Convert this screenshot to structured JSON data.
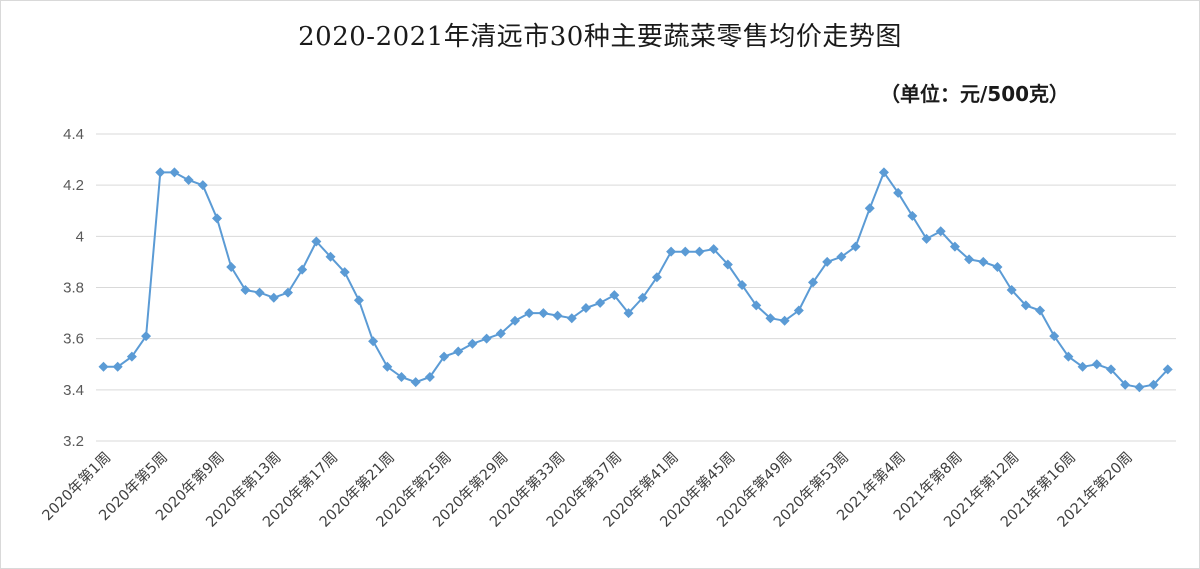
{
  "chart_data": {
    "type": "line",
    "title": "2020-2021年清远市30种主要蔬菜零售均价走势图",
    "unit_note": "（单位：元/500克）",
    "xlabel": "",
    "ylabel": "",
    "ylim": [
      3.2,
      4.4
    ],
    "yticks": [
      "3.2",
      "3.4",
      "3.6",
      "3.8",
      "4",
      "4.2",
      "4.4"
    ],
    "grid": true,
    "legend": "none",
    "x_tick_labels": [
      "2020年第1周",
      "2020年第5周",
      "2020年第9周",
      "2020年第13周",
      "2020年第17周",
      "2020年第21周",
      "2020年第25周",
      "2020年第29周",
      "2020年第33周",
      "2020年第37周",
      "2020年第41周",
      "2020年第45周",
      "2020年第49周",
      "2020年第53周",
      "2021年第4周",
      "2021年第8周",
      "2021年第12周",
      "2021年第16周",
      "2021年第20周"
    ],
    "series": [
      {
        "color": "#5b9bd5",
        "values": [
          3.49,
          3.49,
          3.53,
          3.61,
          4.25,
          4.25,
          4.22,
          4.2,
          4.07,
          3.88,
          3.79,
          3.78,
          3.76,
          3.78,
          3.87,
          3.98,
          3.92,
          3.86,
          3.75,
          3.59,
          3.49,
          3.45,
          3.43,
          3.45,
          3.53,
          3.55,
          3.58,
          3.6,
          3.62,
          3.67,
          3.7,
          3.7,
          3.69,
          3.68,
          3.72,
          3.74,
          3.77,
          3.7,
          3.76,
          3.84,
          3.94,
          3.94,
          3.94,
          3.95,
          3.89,
          3.81,
          3.73,
          3.68,
          3.67,
          3.71,
          3.82,
          3.9,
          3.92,
          3.96,
          4.11,
          4.25,
          4.17,
          4.08,
          3.99,
          4.02,
          3.96,
          3.91,
          3.9,
          3.88,
          3.79,
          3.73,
          3.71,
          3.61,
          3.53,
          3.49,
          3.5,
          3.48,
          3.42,
          3.41,
          3.42,
          3.48
        ]
      }
    ]
  }
}
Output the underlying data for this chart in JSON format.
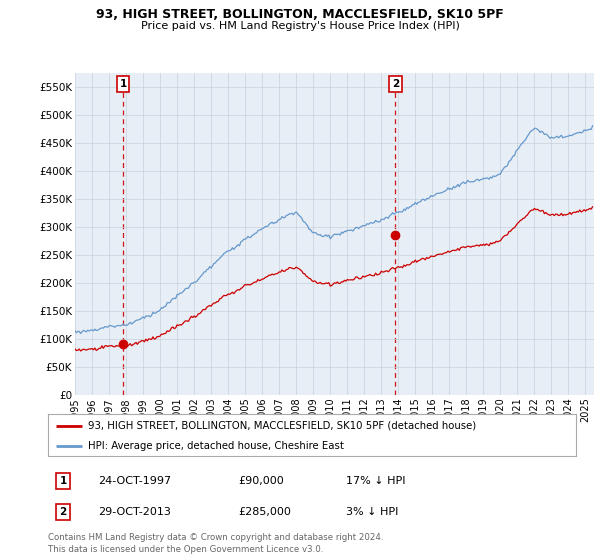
{
  "title": "93, HIGH STREET, BOLLINGTON, MACCLESFIELD, SK10 5PF",
  "subtitle": "Price paid vs. HM Land Registry's House Price Index (HPI)",
  "legend_line1": "93, HIGH STREET, BOLLINGTON, MACCLESFIELD, SK10 5PF (detached house)",
  "legend_line2": "HPI: Average price, detached house, Cheshire East",
  "annotation1_label": "1",
  "annotation1_date": "24-OCT-1997",
  "annotation1_price": "£90,000",
  "annotation1_hpi": "17% ↓ HPI",
  "annotation2_label": "2",
  "annotation2_date": "29-OCT-2013",
  "annotation2_price": "£285,000",
  "annotation2_hpi": "3% ↓ HPI",
  "footer": "Contains HM Land Registry data © Crown copyright and database right 2024.\nThis data is licensed under the Open Government Licence v3.0.",
  "sale1_year": 1997.82,
  "sale1_value": 90000,
  "sale2_year": 2013.83,
  "sale2_value": 285000,
  "hpi_color": "#6699cc",
  "price_color": "#cc0000",
  "dashed_line_color": "#cc0000",
  "ylim": [
    0,
    575000
  ],
  "xlim_start": 1995.0,
  "xlim_end": 2025.5,
  "yticks": [
    0,
    50000,
    100000,
    150000,
    200000,
    250000,
    300000,
    350000,
    400000,
    450000,
    500000,
    550000
  ],
  "ytick_labels": [
    "£0",
    "£50K",
    "£100K",
    "£150K",
    "£200K",
    "£250K",
    "£300K",
    "£350K",
    "£400K",
    "£450K",
    "£500K",
    "£550K"
  ],
  "background_color": "#ffffff",
  "plot_bg_color": "#e8eef6"
}
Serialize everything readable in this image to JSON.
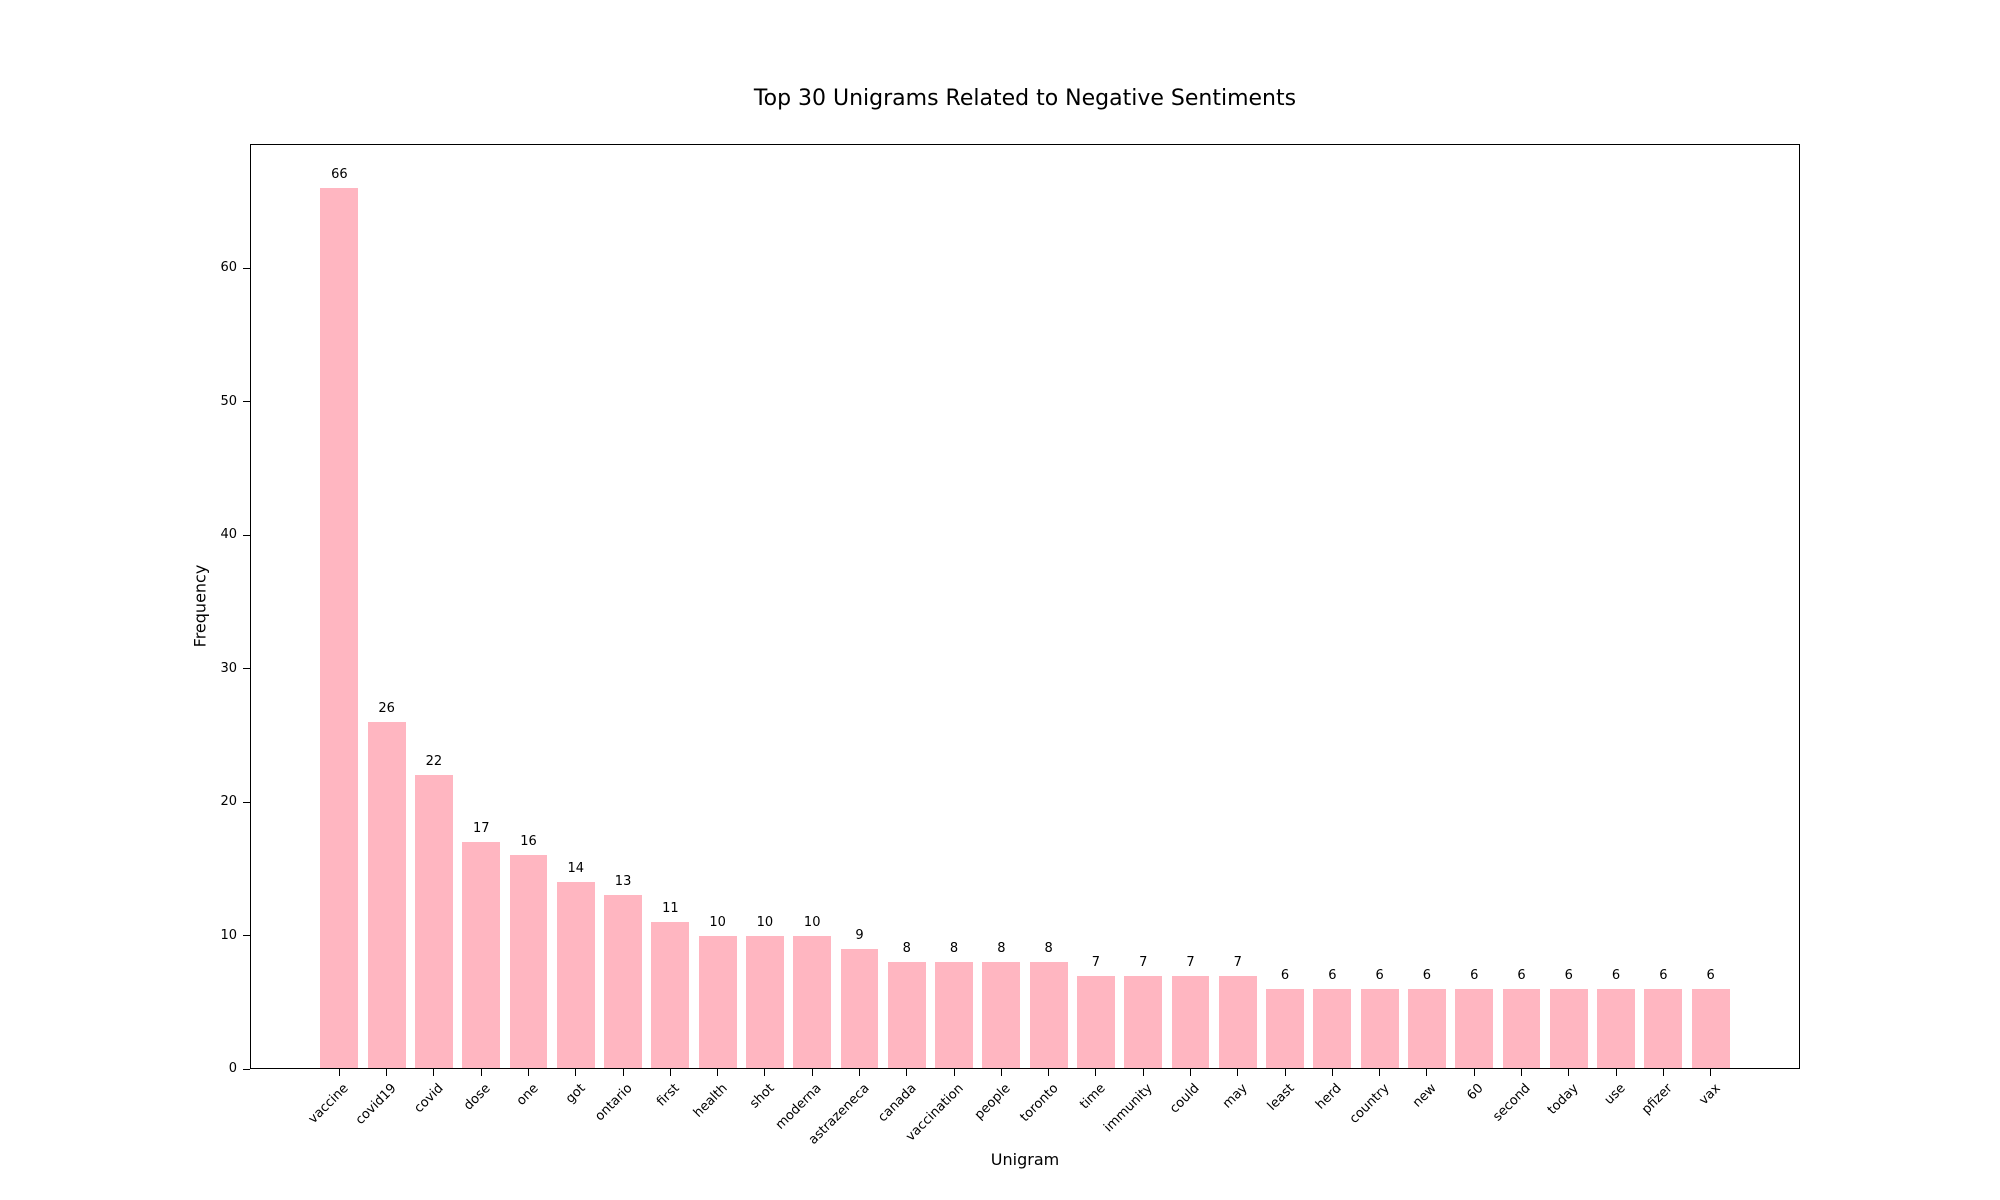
{
  "chart_data": {
    "type": "bar",
    "title": "Top 30 Unigrams Related to Negative Sentiments",
    "xlabel": "Unigram",
    "ylabel": "Frequency",
    "categories": [
      "vaccine",
      "covid19",
      "covid",
      "dose",
      "one",
      "got",
      "ontario",
      "first",
      "health",
      "shot",
      "moderna",
      "astrazeneca",
      "canada",
      "vaccination",
      "people",
      "toronto",
      "time",
      "immunity",
      "could",
      "may",
      "least",
      "herd",
      "country",
      "new",
      "60",
      "second",
      "today",
      "use",
      "pfizer",
      "vax"
    ],
    "values": [
      66,
      26,
      22,
      17,
      16,
      14,
      13,
      11,
      10,
      10,
      10,
      9,
      8,
      8,
      8,
      8,
      7,
      7,
      7,
      7,
      6,
      6,
      6,
      6,
      6,
      6,
      6,
      6,
      6,
      6
    ],
    "value_labels": [
      "66",
      "26",
      "22",
      "17",
      "16",
      "14",
      "13",
      "11",
      "10",
      "10",
      "10",
      "9",
      "8",
      "8",
      "8",
      "8",
      "7",
      "7",
      "7",
      "7",
      "6",
      "6",
      "6",
      "6",
      "6",
      "6",
      "6",
      "6",
      "6",
      "6"
    ],
    "yticks": [
      0,
      10,
      20,
      30,
      40,
      50,
      60
    ],
    "ylim": [
      0,
      69.3
    ],
    "bar_color": "#FFB6C1",
    "axis_color": "#000000",
    "text_color": "#000000",
    "background_color": "#FFFFFF",
    "grid": "off",
    "legend": "none",
    "x_tick_rotation_degrees": 45
  }
}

Work instructions: Nothing in the entries above should change when they are printed again, except that the pictures are dropped.

Response to the task:
Convert this screenshot to structured JSON data.
{
  "chart_data": {
    "type": "line",
    "title": "2020-2021年清远市30种主要蔬菜零售均价走势图",
    "unit_note": "（单位：元/500克）",
    "xlabel": "",
    "ylabel": "",
    "ylim": [
      3.2,
      4.4
    ],
    "yticks": [
      "3.2",
      "3.4",
      "3.6",
      "3.8",
      "4",
      "4.2",
      "4.4"
    ],
    "grid": true,
    "legend": "none",
    "x_tick_labels": [
      "2020年第1周",
      "2020年第5周",
      "2020年第9周",
      "2020年第13周",
      "2020年第17周",
      "2020年第21周",
      "2020年第25周",
      "2020年第29周",
      "2020年第33周",
      "2020年第37周",
      "2020年第41周",
      "2020年第45周",
      "2020年第49周",
      "2020年第53周",
      "2021年第4周",
      "2021年第8周",
      "2021年第12周",
      "2021年第16周",
      "2021年第20周"
    ],
    "series": [
      {
        "color": "#5b9bd5",
        "values": [
          3.49,
          3.49,
          3.53,
          3.61,
          4.25,
          4.25,
          4.22,
          4.2,
          4.07,
          3.88,
          3.79,
          3.78,
          3.76,
          3.78,
          3.87,
          3.98,
          3.92,
          3.86,
          3.75,
          3.59,
          3.49,
          3.45,
          3.43,
          3.45,
          3.53,
          3.55,
          3.58,
          3.6,
          3.62,
          3.67,
          3.7,
          3.7,
          3.69,
          3.68,
          3.72,
          3.74,
          3.77,
          3.7,
          3.76,
          3.84,
          3.94,
          3.94,
          3.94,
          3.95,
          3.89,
          3.81,
          3.73,
          3.68,
          3.67,
          3.71,
          3.82,
          3.9,
          3.92,
          3.96,
          4.11,
          4.25,
          4.17,
          4.08,
          3.99,
          4.02,
          3.96,
          3.91,
          3.9,
          3.88,
          3.79,
          3.73,
          3.71,
          3.61,
          3.53,
          3.49,
          3.5,
          3.48,
          3.42,
          3.41,
          3.42,
          3.48
        ]
      }
    ]
  }
}
Output the underlying data for this chart in JSON format.
{
  "title": "93, HIGH STREET, BOLLINGTON, MACCLESFIELD, SK10 5PF",
  "subtitle": "Price paid vs. HM Land Registry's House Price Index (HPI)",
  "legend_line1": "93, HIGH STREET, BOLLINGTON, MACCLESFIELD, SK10 5PF (detached house)",
  "legend_line2": "HPI: Average price, detached house, Cheshire East",
  "annotation1_label": "1",
  "annotation1_date": "24-OCT-1997",
  "annotation1_price": "£90,000",
  "annotation1_hpi": "17% ↓ HPI",
  "annotation2_label": "2",
  "annotation2_date": "29-OCT-2013",
  "annotation2_price": "£285,000",
  "annotation2_hpi": "3% ↓ HPI",
  "footer": "Contains HM Land Registry data © Crown copyright and database right 2024.\nThis data is licensed under the Open Government Licence v3.0.",
  "sale1_year": 1997.82,
  "sale1_value": 90000,
  "sale2_year": 2013.83,
  "sale2_value": 285000,
  "hpi_color": "#6699cc",
  "price_color": "#cc0000",
  "dashed_line_color": "#cc0000",
  "ylim": [
    0,
    575000
  ],
  "xlim_start": 1995.0,
  "xlim_end": 2025.5,
  "yticks": [
    0,
    50000,
    100000,
    150000,
    200000,
    250000,
    300000,
    350000,
    400000,
    450000,
    500000,
    550000
  ],
  "ytick_labels": [
    "£0",
    "£50K",
    "£100K",
    "£150K",
    "£200K",
    "£250K",
    "£300K",
    "£350K",
    "£400K",
    "£450K",
    "£500K",
    "£550K"
  ],
  "background_color": "#ffffff",
  "plot_bg_color": "#e8eef6"
}
Serialize everything readable in this image to JSON.
{
  "chart_data": {
    "type": "bar",
    "title": "Top 30 Unigrams Related to Negative Sentiments",
    "xlabel": "Unigram",
    "ylabel": "Frequency",
    "categories": [
      "vaccine",
      "covid19",
      "covid",
      "dose",
      "one",
      "got",
      "ontario",
      "first",
      "health",
      "shot",
      "moderna",
      "astrazeneca",
      "canada",
      "vaccination",
      "people",
      "toronto",
      "time",
      "immunity",
      "could",
      "may",
      "least",
      "herd",
      "country",
      "new",
      "60",
      "second",
      "today",
      "use",
      "pfizer",
      "vax"
    ],
    "values": [
      66,
      26,
      22,
      17,
      16,
      14,
      13,
      11,
      10,
      10,
      10,
      9,
      8,
      8,
      8,
      8,
      7,
      7,
      7,
      7,
      6,
      6,
      6,
      6,
      6,
      6,
      6,
      6,
      6,
      6
    ],
    "value_labels": [
      "66",
      "26",
      "22",
      "17",
      "16",
      "14",
      "13",
      "11",
      "10",
      "10",
      "10",
      "9",
      "8",
      "8",
      "8",
      "8",
      "7",
      "7",
      "7",
      "7",
      "6",
      "6",
      "6",
      "6",
      "6",
      "6",
      "6",
      "6",
      "6",
      "6"
    ],
    "yticks": [
      0,
      10,
      20,
      30,
      40,
      50,
      60
    ],
    "ylim": [
      0,
      69.3
    ],
    "bar_color": "#FFB6C1",
    "axis_color": "#000000",
    "text_color": "#000000",
    "background_color": "#FFFFFF",
    "grid": "off",
    "legend": "none",
    "x_tick_rotation_degrees": 45
  }
}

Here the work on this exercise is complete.